§ **MATERIAL TO PROCESS**:
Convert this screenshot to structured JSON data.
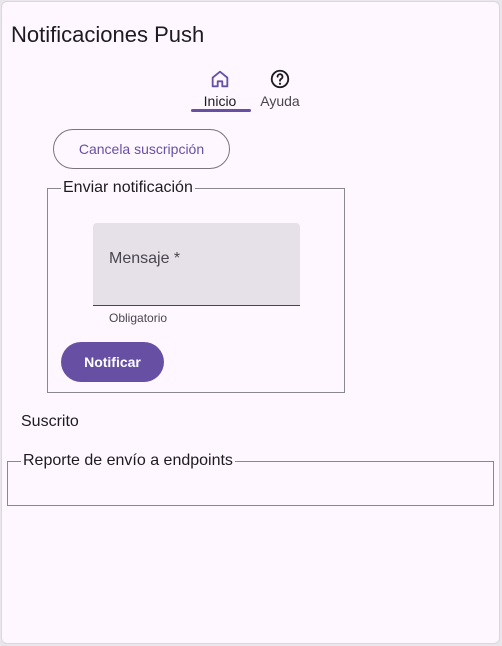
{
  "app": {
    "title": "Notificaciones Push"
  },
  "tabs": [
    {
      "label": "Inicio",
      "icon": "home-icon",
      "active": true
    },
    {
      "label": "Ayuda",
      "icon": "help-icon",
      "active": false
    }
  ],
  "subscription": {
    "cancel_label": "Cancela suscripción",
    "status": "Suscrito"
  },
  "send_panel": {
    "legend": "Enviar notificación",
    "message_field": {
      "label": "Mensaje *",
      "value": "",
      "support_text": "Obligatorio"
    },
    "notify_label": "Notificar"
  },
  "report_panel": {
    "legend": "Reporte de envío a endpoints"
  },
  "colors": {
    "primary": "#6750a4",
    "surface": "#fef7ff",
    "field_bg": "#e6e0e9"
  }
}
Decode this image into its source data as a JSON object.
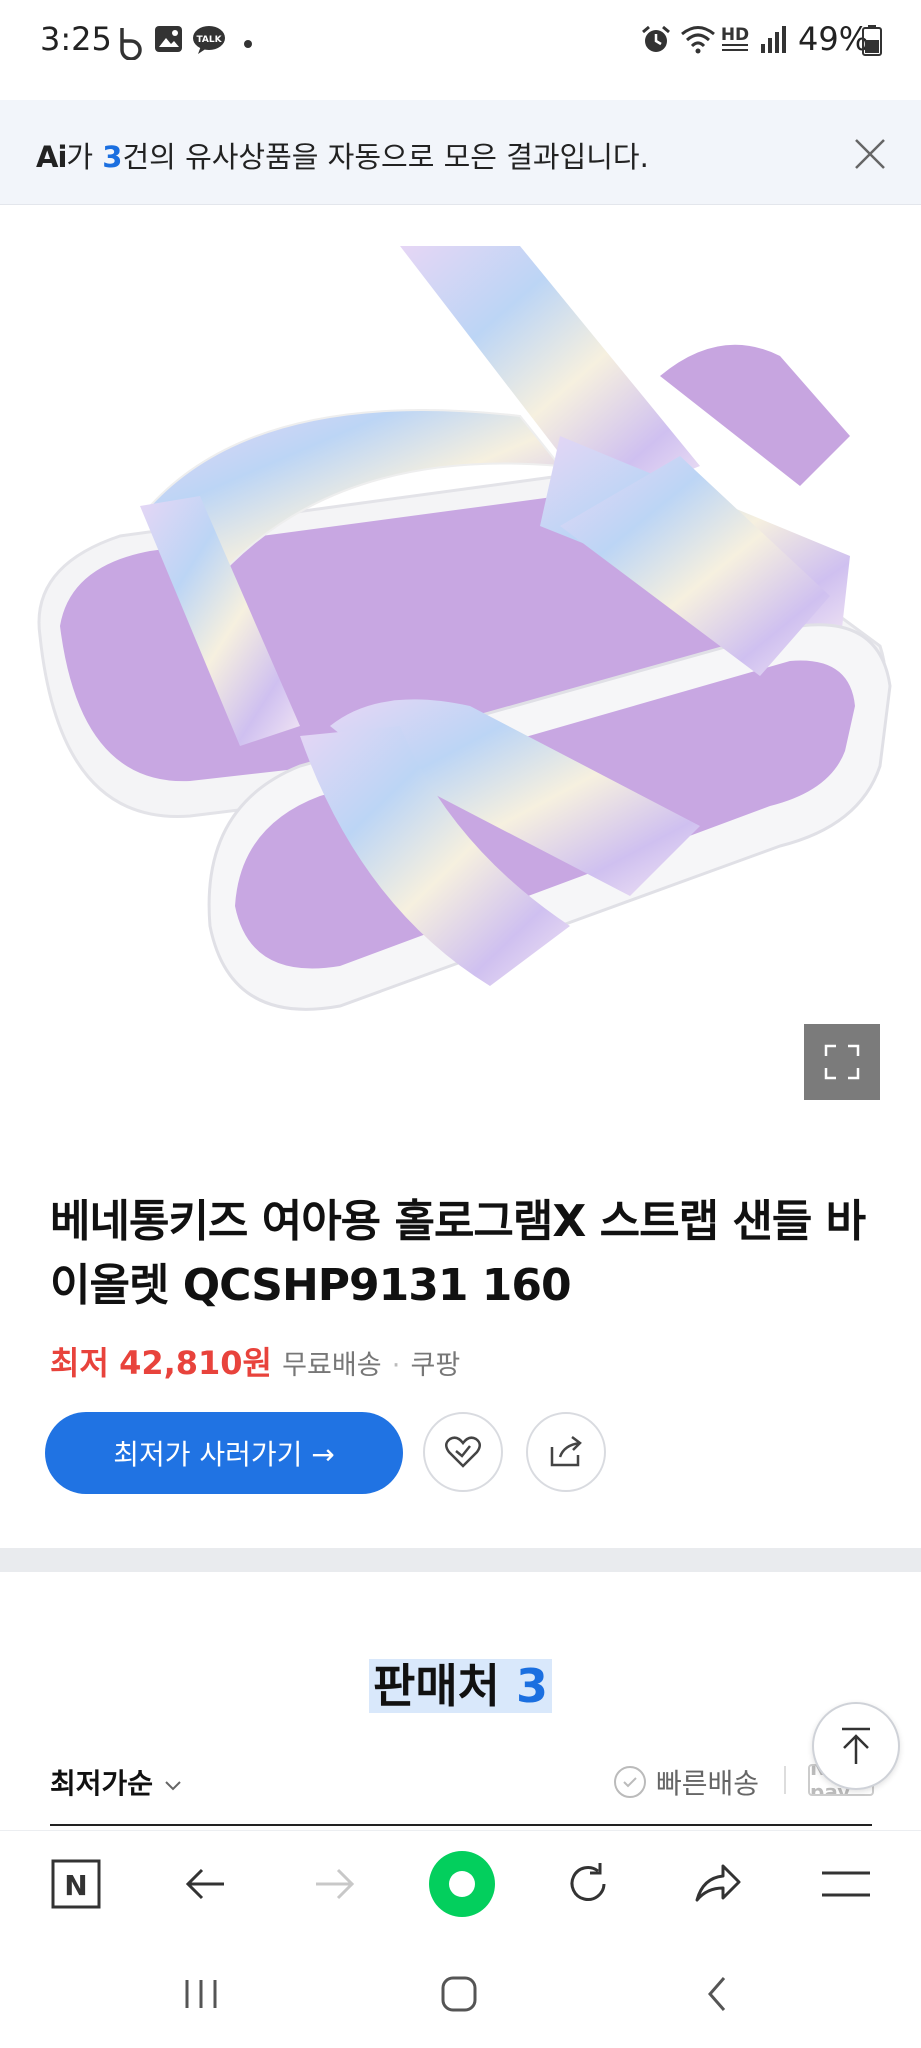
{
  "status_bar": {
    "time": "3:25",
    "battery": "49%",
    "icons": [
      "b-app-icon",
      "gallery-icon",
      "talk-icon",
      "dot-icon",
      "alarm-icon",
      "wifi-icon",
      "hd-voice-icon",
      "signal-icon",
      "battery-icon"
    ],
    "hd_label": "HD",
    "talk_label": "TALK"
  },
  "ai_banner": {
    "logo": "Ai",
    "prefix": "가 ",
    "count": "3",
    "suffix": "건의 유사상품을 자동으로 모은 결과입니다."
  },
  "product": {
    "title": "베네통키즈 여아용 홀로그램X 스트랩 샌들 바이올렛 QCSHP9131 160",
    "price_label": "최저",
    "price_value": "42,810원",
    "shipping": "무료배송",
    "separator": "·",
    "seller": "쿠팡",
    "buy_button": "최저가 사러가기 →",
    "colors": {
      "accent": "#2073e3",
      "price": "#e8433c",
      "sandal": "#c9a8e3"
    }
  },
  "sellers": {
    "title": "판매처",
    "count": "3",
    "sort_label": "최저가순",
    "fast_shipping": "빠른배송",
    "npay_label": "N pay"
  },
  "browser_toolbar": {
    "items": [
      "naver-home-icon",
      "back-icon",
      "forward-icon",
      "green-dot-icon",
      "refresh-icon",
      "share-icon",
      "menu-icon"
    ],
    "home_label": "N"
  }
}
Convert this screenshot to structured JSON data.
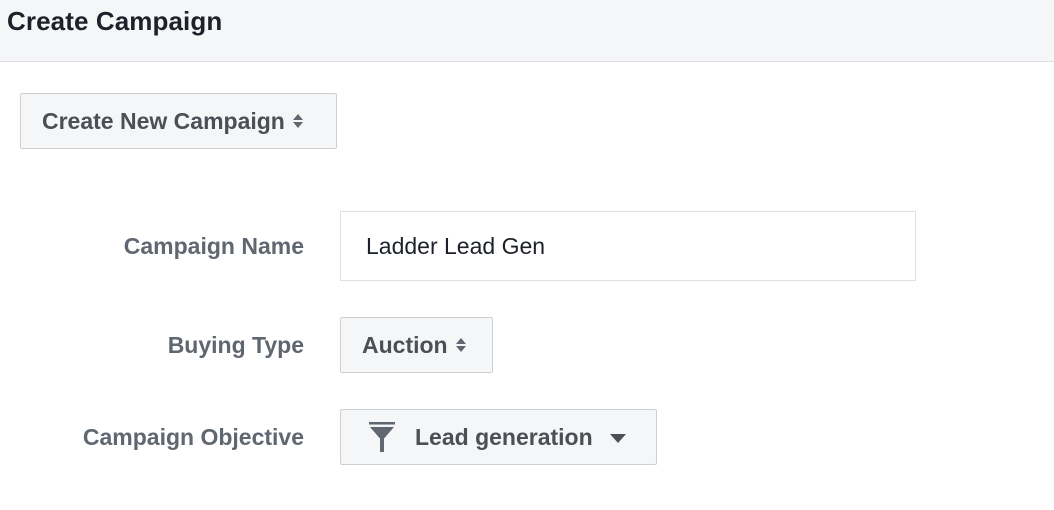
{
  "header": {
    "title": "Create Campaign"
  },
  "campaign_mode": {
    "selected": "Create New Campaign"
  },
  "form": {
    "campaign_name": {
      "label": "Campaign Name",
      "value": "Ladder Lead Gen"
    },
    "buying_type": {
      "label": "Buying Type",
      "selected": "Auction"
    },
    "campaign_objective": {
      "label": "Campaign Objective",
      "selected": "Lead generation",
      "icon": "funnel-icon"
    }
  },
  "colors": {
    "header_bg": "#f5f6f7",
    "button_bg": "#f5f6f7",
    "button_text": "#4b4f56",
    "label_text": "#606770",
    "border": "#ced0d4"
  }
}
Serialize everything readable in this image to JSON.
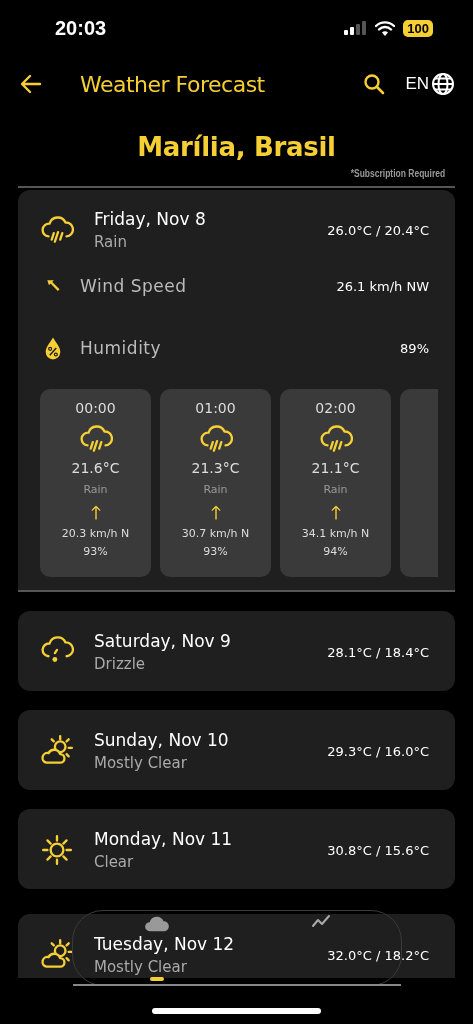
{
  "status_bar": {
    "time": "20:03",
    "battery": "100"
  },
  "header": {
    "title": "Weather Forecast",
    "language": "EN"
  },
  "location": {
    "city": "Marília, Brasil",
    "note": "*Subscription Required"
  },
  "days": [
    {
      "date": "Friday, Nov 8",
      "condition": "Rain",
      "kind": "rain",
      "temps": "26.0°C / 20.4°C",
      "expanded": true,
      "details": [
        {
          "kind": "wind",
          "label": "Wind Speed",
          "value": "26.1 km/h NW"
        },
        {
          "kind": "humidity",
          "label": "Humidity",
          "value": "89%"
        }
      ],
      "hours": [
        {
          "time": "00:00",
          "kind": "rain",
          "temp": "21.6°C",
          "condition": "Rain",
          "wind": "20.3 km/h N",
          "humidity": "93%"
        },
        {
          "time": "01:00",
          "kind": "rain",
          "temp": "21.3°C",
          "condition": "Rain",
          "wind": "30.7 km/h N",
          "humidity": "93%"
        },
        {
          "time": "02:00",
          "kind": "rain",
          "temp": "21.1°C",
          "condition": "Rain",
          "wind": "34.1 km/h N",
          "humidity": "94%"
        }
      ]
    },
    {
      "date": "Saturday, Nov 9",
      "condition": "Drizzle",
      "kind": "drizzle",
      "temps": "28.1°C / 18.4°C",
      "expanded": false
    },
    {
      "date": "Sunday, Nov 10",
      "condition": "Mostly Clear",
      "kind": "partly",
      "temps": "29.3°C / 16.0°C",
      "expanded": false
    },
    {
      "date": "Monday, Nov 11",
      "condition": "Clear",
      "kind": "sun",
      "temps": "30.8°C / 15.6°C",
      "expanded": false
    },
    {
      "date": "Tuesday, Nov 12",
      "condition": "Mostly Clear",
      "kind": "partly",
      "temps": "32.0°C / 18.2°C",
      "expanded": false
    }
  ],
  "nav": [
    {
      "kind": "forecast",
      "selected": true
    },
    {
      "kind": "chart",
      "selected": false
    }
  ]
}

§ **TASK DESCRIPTION**: Copy out the records above in full, exactly as written, but not the pictures.

§ **TASK ANSWER**:
Convert this screenshot to structured JSON data.
{
  "app": {
    "title": "Notificaciones Push"
  },
  "tabs": [
    {
      "label": "Inicio",
      "icon": "home-icon",
      "active": true
    },
    {
      "label": "Ayuda",
      "icon": "help-icon",
      "active": false
    }
  ],
  "subscription": {
    "cancel_label": "Cancela suscripción",
    "status": "Suscrito"
  },
  "send_panel": {
    "legend": "Enviar notificación",
    "message_field": {
      "label": "Mensaje *",
      "value": "",
      "support_text": "Obligatorio"
    },
    "notify_label": "Notificar"
  },
  "report_panel": {
    "legend": "Reporte de envío a endpoints"
  },
  "colors": {
    "primary": "#6750a4",
    "surface": "#fef7ff",
    "field_bg": "#e6e0e9"
  }
}
Decode this image into its source data as a JSON object.
{
  "status_bar": {
    "time": "3:25",
    "battery": "49%",
    "icons": [
      "b-app-icon",
      "gallery-icon",
      "talk-icon",
      "dot-icon",
      "alarm-icon",
      "wifi-icon",
      "hd-voice-icon",
      "signal-icon",
      "battery-icon"
    ],
    "hd_label": "HD",
    "talk_label": "TALK"
  },
  "ai_banner": {
    "logo": "Ai",
    "prefix": "가 ",
    "count": "3",
    "suffix": "건의 유사상품을 자동으로 모은 결과입니다."
  },
  "product": {
    "title": "베네통키즈 여아용 홀로그램X 스트랩 샌들 바이올렛 QCSHP9131 160",
    "price_label": "최저",
    "price_value": "42,810원",
    "shipping": "무료배송",
    "separator": "·",
    "seller": "쿠팡",
    "buy_button": "최저가 사러가기 →",
    "colors": {
      "accent": "#2073e3",
      "price": "#e8433c",
      "sandal": "#c9a8e3"
    }
  },
  "sellers": {
    "title": "판매처",
    "count": "3",
    "sort_label": "최저가순",
    "fast_shipping": "빠른배송",
    "npay_label": "N pay"
  },
  "browser_toolbar": {
    "items": [
      "naver-home-icon",
      "back-icon",
      "forward-icon",
      "green-dot-icon",
      "refresh-icon",
      "share-icon",
      "menu-icon"
    ],
    "home_label": "N"
  }
}
Convert this screenshot to structured JSON data.
{
  "header": {
    "title": "Create Campaign"
  },
  "campaign_mode": {
    "selected": "Create New Campaign"
  },
  "form": {
    "campaign_name": {
      "label": "Campaign Name",
      "value": "Ladder Lead Gen"
    },
    "buying_type": {
      "label": "Buying Type",
      "selected": "Auction"
    },
    "campaign_objective": {
      "label": "Campaign Objective",
      "selected": "Lead generation",
      "icon": "funnel-icon"
    }
  },
  "colors": {
    "header_bg": "#f5f6f7",
    "button_bg": "#f5f6f7",
    "button_text": "#4b4f56",
    "label_text": "#606770",
    "border": "#ced0d4"
  }
}
Serialize everything readable in this image to JSON.
{
  "status_bar": {
    "time": "20:03",
    "battery": "100"
  },
  "header": {
    "title": "Weather Forecast",
    "language": "EN"
  },
  "location": {
    "city": "Marília, Brasil",
    "note": "*Subscription Required"
  },
  "days": [
    {
      "date": "Friday, Nov 8",
      "condition": "Rain",
      "kind": "rain",
      "temps": "26.0°C / 20.4°C",
      "expanded": true,
      "details": [
        {
          "kind": "wind",
          "label": "Wind Speed",
          "value": "26.1 km/h NW"
        },
        {
          "kind": "humidity",
          "label": "Humidity",
          "value": "89%"
        }
      ],
      "hours": [
        {
          "time": "00:00",
          "kind": "rain",
          "temp": "21.6°C",
          "condition": "Rain",
          "wind": "20.3 km/h N",
          "humidity": "93%"
        },
        {
          "time": "01:00",
          "kind": "rain",
          "temp": "21.3°C",
          "condition": "Rain",
          "wind": "30.7 km/h N",
          "humidity": "93%"
        },
        {
          "time": "02:00",
          "kind": "rain",
          "temp": "21.1°C",
          "condition": "Rain",
          "wind": "34.1 km/h N",
          "humidity": "94%"
        }
      ]
    },
    {
      "date": "Saturday, Nov 9",
      "condition": "Drizzle",
      "kind": "drizzle",
      "temps": "28.1°C / 18.4°C",
      "expanded": false
    },
    {
      "date": "Sunday, Nov 10",
      "condition": "Mostly Clear",
      "kind": "partly",
      "temps": "29.3°C / 16.0°C",
      "expanded": false
    },
    {
      "date": "Monday, Nov 11",
      "condition": "Clear",
      "kind": "sun",
      "temps": "30.8°C / 15.6°C",
      "expanded": false
    },
    {
      "date": "Tuesday, Nov 12",
      "condition": "Mostly Clear",
      "kind": "partly",
      "temps": "32.0°C / 18.2°C",
      "expanded": false
    }
  ],
  "nav": [
    {
      "kind": "forecast",
      "selected": true
    },
    {
      "kind": "chart",
      "selected": false
    }
  ]
}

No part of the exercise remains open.